BEGIN Recorded information
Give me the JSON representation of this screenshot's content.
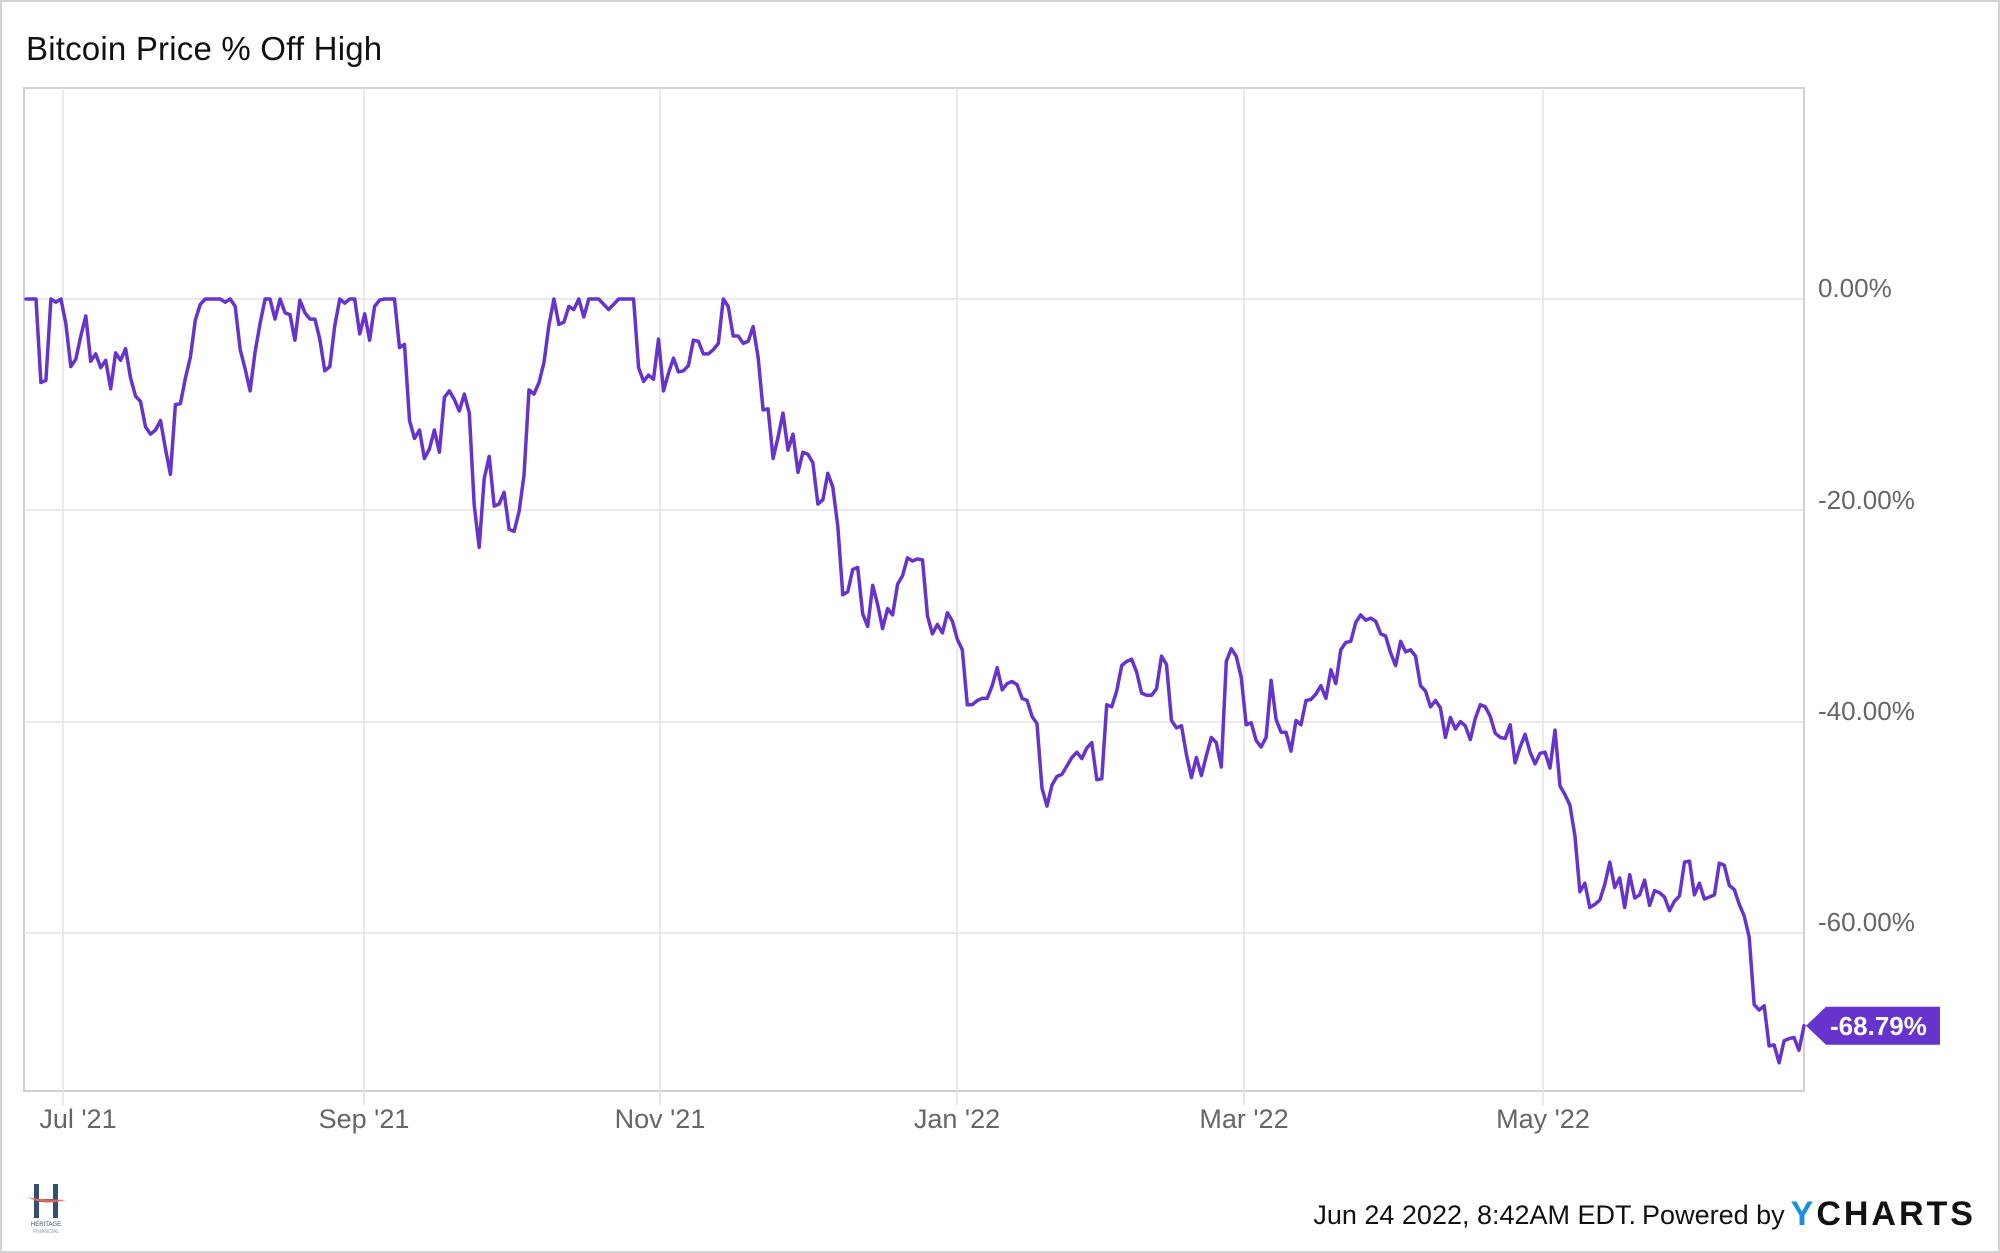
{
  "title": "Bitcoin Price % Off High",
  "footer": {
    "timestamp": "Jun 24 2022, 8:42AM EDT.",
    "powered_by": "Powered by",
    "brand_y": "Y",
    "brand_rest": "CHARTS",
    "brand_color": "#1a8fe3"
  },
  "logo": {
    "name": "HERITAGE",
    "sub": "FINANCIAL",
    "primary_color": "#34506e",
    "accent_color": "#e8675a"
  },
  "colors": {
    "line": "#6633cc",
    "grid": "#e3e3e3",
    "axis_text": "#666666",
    "border": "#d4d4d4"
  },
  "last_value_label": "-68.79%",
  "chart_data": {
    "type": "line",
    "title": "Bitcoin Price % Off High",
    "xlabel": "",
    "ylabel": "",
    "ylim": [
      -75,
      20
    ],
    "grid": true,
    "legend": "none",
    "y_ticks": [
      "0.00%",
      "-20.00%",
      "-40.00%",
      "-60.00%"
    ],
    "y_tick_values": [
      0,
      -20,
      -40,
      -60
    ],
    "x_ticks": [
      "Jul '21",
      "Sep '21",
      "Nov '21",
      "Jan '22",
      "Mar '22",
      "May '22"
    ],
    "x_range": [
      "2021-06-24",
      "2022-06-23"
    ],
    "series": [
      {
        "name": "Bitcoin Price % Off High",
        "last_value": -68.79,
        "values": [
          0,
          0,
          0,
          -7.9,
          -7.7,
          0,
          -0.3,
          0,
          -2.3,
          -6.4,
          -5.7,
          -3.5,
          -1.6,
          -5.9,
          -5.2,
          -6.5,
          -5.8,
          -8.5,
          -5.1,
          -5.8,
          -4.7,
          -7.5,
          -9.2,
          -9.7,
          -12.1,
          -12.8,
          -12.4,
          -11.5,
          -14.2,
          -16.6,
          -10.0,
          -9.9,
          -7.5,
          -5.5,
          -2.0,
          -0.5,
          0,
          0,
          0,
          0,
          -0.3,
          0,
          -0.7,
          -4.8,
          -6.6,
          -8.7,
          -5.0,
          -2.3,
          0,
          0,
          -1.9,
          0,
          -1.3,
          -1.5,
          -3.9,
          -0.1,
          -1.3,
          -1.9,
          -1.9,
          -3.8,
          -6.8,
          -6.4,
          -2.5,
          0,
          -0.4,
          0,
          0,
          -3.3,
          -1.4,
          -3.9,
          -0.7,
          -0.1,
          0,
          0,
          0,
          -4.6,
          -4.3,
          -11.5,
          -13.2,
          -12.4,
          -15.1,
          -14.2,
          -12.4,
          -14.5,
          -9.3,
          -8.7,
          -9.5,
          -10.6,
          -9.0,
          -10.8,
          -19.5,
          -23.5,
          -17.0,
          -14.9,
          -19.6,
          -19.4,
          -18.3,
          -21.8,
          -22.0,
          -20.1,
          -16.7,
          -8.6,
          -9.0,
          -7.9,
          -6.0,
          -2.5,
          0,
          -2.4,
          -2.2,
          -0.7,
          -1.0,
          0,
          -1.7,
          0,
          0,
          0,
          -0.5,
          -1.0,
          -0.5,
          0,
          0,
          0,
          0,
          -6.5,
          -7.8,
          -7.2,
          -7.6,
          -3.8,
          -8.7,
          -7.0,
          -5.6,
          -6.9,
          -6.8,
          -6.3,
          -3.9,
          -4.0,
          -5.2,
          -5.2,
          -4.8,
          -4.2,
          0,
          -0.7,
          -3.5,
          -3.5,
          -4.2,
          -4.0,
          -2.6,
          -5.5,
          -10.5,
          -10.4,
          -15.1,
          -13.1,
          -10.8,
          -14.3,
          -12.8,
          -16.4,
          -14.5,
          -14.7,
          -15.5,
          -19.4,
          -19.0,
          -16.5,
          -17.8,
          -21.5,
          -28.0,
          -27.7,
          -25.6,
          -25.4,
          -29.8,
          -31.0,
          -27.1,
          -28.9,
          -31.2,
          -29.3,
          -29.9,
          -27.0,
          -26.2,
          -24.5,
          -24.8,
          -24.6,
          -24.7,
          -30.0,
          -31.7,
          -30.8,
          -31.6,
          -29.7,
          -30.5,
          -32.2,
          -33.2,
          -38.4,
          -38.4,
          -38.0,
          -37.8,
          -37.8,
          -36.6,
          -34.9,
          -37.0,
          -36.4,
          -36.2,
          -36.5,
          -37.8,
          -38.0,
          -39.5,
          -40.2,
          -46.3,
          -48.0,
          -46.0,
          -45.2,
          -45.0,
          -44.2,
          -43.4,
          -42.9,
          -43.5,
          -42.5,
          -42.0,
          -45.5,
          -45.4,
          -38.4,
          -38.6,
          -37.1,
          -34.7,
          -34.3,
          -34.1,
          -35.3,
          -37.3,
          -37.5,
          -37.5,
          -36.9,
          -33.8,
          -34.6,
          -39.9,
          -40.6,
          -40.4,
          -43.1,
          -45.3,
          -43.4,
          -45.1,
          -43.2,
          -41.5,
          -42.0,
          -44.3,
          -34.3,
          -33.1,
          -33.8,
          -35.8,
          -40.3,
          -40.1,
          -41.8,
          -42.4,
          -41.5,
          -36.1,
          -39.8,
          -41.0,
          -41.0,
          -42.8,
          -39.9,
          -40.3,
          -38.0,
          -37.9,
          -37.4,
          -36.6,
          -37.8,
          -35.1,
          -36.4,
          -33.2,
          -32.5,
          -32.4,
          -30.6,
          -29.9,
          -30.4,
          -30.2,
          -30.5,
          -31.7,
          -31.9,
          -33.5,
          -34.7,
          -32.4,
          -33.4,
          -33.2,
          -33.8,
          -36.6,
          -37.1,
          -38.6,
          -38.0,
          -38.7,
          -41.5,
          -39.6,
          -40.7,
          -40.0,
          -40.4,
          -41.7,
          -39.7,
          -38.4,
          -38.6,
          -39.5,
          -41.1,
          -41.5,
          -41.6,
          -40.3,
          -43.9,
          -42.4,
          -41.2,
          -42.9,
          -44.0,
          -43.0,
          -42.9,
          -44.4,
          -40.8,
          -46.1,
          -46.9,
          -47.9,
          -50.8,
          -56.1,
          -55.3,
          -57.6,
          -57.3,
          -56.9,
          -55.4,
          -53.3,
          -55.7,
          -54.8,
          -57.6,
          -54.5,
          -56.7,
          -56.4,
          -55.0,
          -57.4,
          -56.0,
          -56.2,
          -56.6,
          -57.9,
          -57.0,
          -56.5,
          -53.3,
          -53.2,
          -56.4,
          -55.3,
          -56.8,
          -56.6,
          -56.4,
          -53.4,
          -53.6,
          -55.5,
          -55.9,
          -57.3,
          -58.4,
          -60.4,
          -66.8,
          -67.3,
          -66.9,
          -70.7,
          -70.6,
          -72.3,
          -70.2,
          -70.0,
          -69.9,
          -71.1,
          -68.79
        ]
      }
    ]
  }
}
END Recorded information
Working from the lines above, reproduce the material exactly and exclude its pictures.

Give me the JSON representation of this screenshot's content.
{
  "title": "Bitcoin Price % Off High",
  "footer": {
    "timestamp": "Jun 24 2022, 8:42AM EDT.",
    "powered_by": "Powered by",
    "brand_y": "Y",
    "brand_rest": "CHARTS",
    "brand_color": "#1a8fe3"
  },
  "logo": {
    "name": "HERITAGE",
    "sub": "FINANCIAL",
    "primary_color": "#34506e",
    "accent_color": "#e8675a"
  },
  "colors": {
    "line": "#6633cc",
    "grid": "#e3e3e3",
    "axis_text": "#666666",
    "border": "#d4d4d4"
  },
  "last_value_label": "-68.79%",
  "chart_data": {
    "type": "line",
    "title": "Bitcoin Price % Off High",
    "xlabel": "",
    "ylabel": "",
    "ylim": [
      -75,
      20
    ],
    "grid": true,
    "legend": "none",
    "y_ticks": [
      "0.00%",
      "-20.00%",
      "-40.00%",
      "-60.00%"
    ],
    "y_tick_values": [
      0,
      -20,
      -40,
      -60
    ],
    "x_ticks": [
      "Jul '21",
      "Sep '21",
      "Nov '21",
      "Jan '22",
      "Mar '22",
      "May '22"
    ],
    "x_range": [
      "2021-06-24",
      "2022-06-23"
    ],
    "series": [
      {
        "name": "Bitcoin Price % Off High",
        "last_value": -68.79,
        "values": [
          0,
          0,
          0,
          -7.9,
          -7.7,
          0,
          -0.3,
          0,
          -2.3,
          -6.4,
          -5.7,
          -3.5,
          -1.6,
          -5.9,
          -5.2,
          -6.5,
          -5.8,
          -8.5,
          -5.1,
          -5.8,
          -4.7,
          -7.5,
          -9.2,
          -9.7,
          -12.1,
          -12.8,
          -12.4,
          -11.5,
          -14.2,
          -16.6,
          -10.0,
          -9.9,
          -7.5,
          -5.5,
          -2.0,
          -0.5,
          0,
          0,
          0,
          0,
          -0.3,
          0,
          -0.7,
          -4.8,
          -6.6,
          -8.7,
          -5.0,
          -2.3,
          0,
          0,
          -1.9,
          0,
          -1.3,
          -1.5,
          -3.9,
          -0.1,
          -1.3,
          -1.9,
          -1.9,
          -3.8,
          -6.8,
          -6.4,
          -2.5,
          0,
          -0.4,
          0,
          0,
          -3.3,
          -1.4,
          -3.9,
          -0.7,
          -0.1,
          0,
          0,
          0,
          -4.6,
          -4.3,
          -11.5,
          -13.2,
          -12.4,
          -15.1,
          -14.2,
          -12.4,
          -14.5,
          -9.3,
          -8.7,
          -9.5,
          -10.6,
          -9.0,
          -10.8,
          -19.5,
          -23.5,
          -17.0,
          -14.9,
          -19.6,
          -19.4,
          -18.3,
          -21.8,
          -22.0,
          -20.1,
          -16.7,
          -8.6,
          -9.0,
          -7.9,
          -6.0,
          -2.5,
          0,
          -2.4,
          -2.2,
          -0.7,
          -1.0,
          0,
          -1.7,
          0,
          0,
          0,
          -0.5,
          -1.0,
          -0.5,
          0,
          0,
          0,
          0,
          -6.5,
          -7.8,
          -7.2,
          -7.6,
          -3.8,
          -8.7,
          -7.0,
          -5.6,
          -6.9,
          -6.8,
          -6.3,
          -3.9,
          -4.0,
          -5.2,
          -5.2,
          -4.8,
          -4.2,
          0,
          -0.7,
          -3.5,
          -3.5,
          -4.2,
          -4.0,
          -2.6,
          -5.5,
          -10.5,
          -10.4,
          -15.1,
          -13.1,
          -10.8,
          -14.3,
          -12.8,
          -16.4,
          -14.5,
          -14.7,
          -15.5,
          -19.4,
          -19.0,
          -16.5,
          -17.8,
          -21.5,
          -28.0,
          -27.7,
          -25.6,
          -25.4,
          -29.8,
          -31.0,
          -27.1,
          -28.9,
          -31.2,
          -29.3,
          -29.9,
          -27.0,
          -26.2,
          -24.5,
          -24.8,
          -24.6,
          -24.7,
          -30.0,
          -31.7,
          -30.8,
          -31.6,
          -29.7,
          -30.5,
          -32.2,
          -33.2,
          -38.4,
          -38.4,
          -38.0,
          -37.8,
          -37.8,
          -36.6,
          -34.9,
          -37.0,
          -36.4,
          -36.2,
          -36.5,
          -37.8,
          -38.0,
          -39.5,
          -40.2,
          -46.3,
          -48.0,
          -46.0,
          -45.2,
          -45.0,
          -44.2,
          -43.4,
          -42.9,
          -43.5,
          -42.5,
          -42.0,
          -45.5,
          -45.4,
          -38.4,
          -38.6,
          -37.1,
          -34.7,
          -34.3,
          -34.1,
          -35.3,
          -37.3,
          -37.5,
          -37.5,
          -36.9,
          -33.8,
          -34.6,
          -39.9,
          -40.6,
          -40.4,
          -43.1,
          -45.3,
          -43.4,
          -45.1,
          -43.2,
          -41.5,
          -42.0,
          -44.3,
          -34.3,
          -33.1,
          -33.8,
          -35.8,
          -40.3,
          -40.1,
          -41.8,
          -42.4,
          -41.5,
          -36.1,
          -39.8,
          -41.0,
          -41.0,
          -42.8,
          -39.9,
          -40.3,
          -38.0,
          -37.9,
          -37.4,
          -36.6,
          -37.8,
          -35.1,
          -36.4,
          -33.2,
          -32.5,
          -32.4,
          -30.6,
          -29.9,
          -30.4,
          -30.2,
          -30.5,
          -31.7,
          -31.9,
          -33.5,
          -34.7,
          -32.4,
          -33.4,
          -33.2,
          -33.8,
          -36.6,
          -37.1,
          -38.6,
          -38.0,
          -38.7,
          -41.5,
          -39.6,
          -40.7,
          -40.0,
          -40.4,
          -41.7,
          -39.7,
          -38.4,
          -38.6,
          -39.5,
          -41.1,
          -41.5,
          -41.6,
          -40.3,
          -43.9,
          -42.4,
          -41.2,
          -42.9,
          -44.0,
          -43.0,
          -42.9,
          -44.4,
          -40.8,
          -46.1,
          -46.9,
          -47.9,
          -50.8,
          -56.1,
          -55.3,
          -57.6,
          -57.3,
          -56.9,
          -55.4,
          -53.3,
          -55.7,
          -54.8,
          -57.6,
          -54.5,
          -56.7,
          -56.4,
          -55.0,
          -57.4,
          -56.0,
          -56.2,
          -56.6,
          -57.9,
          -57.0,
          -56.5,
          -53.3,
          -53.2,
          -56.4,
          -55.3,
          -56.8,
          -56.6,
          -56.4,
          -53.4,
          -53.6,
          -55.5,
          -55.9,
          -57.3,
          -58.4,
          -60.4,
          -66.8,
          -67.3,
          -66.9,
          -70.7,
          -70.6,
          -72.3,
          -70.2,
          -70.0,
          -69.9,
          -71.1,
          -68.79
        ]
      }
    ]
  }
}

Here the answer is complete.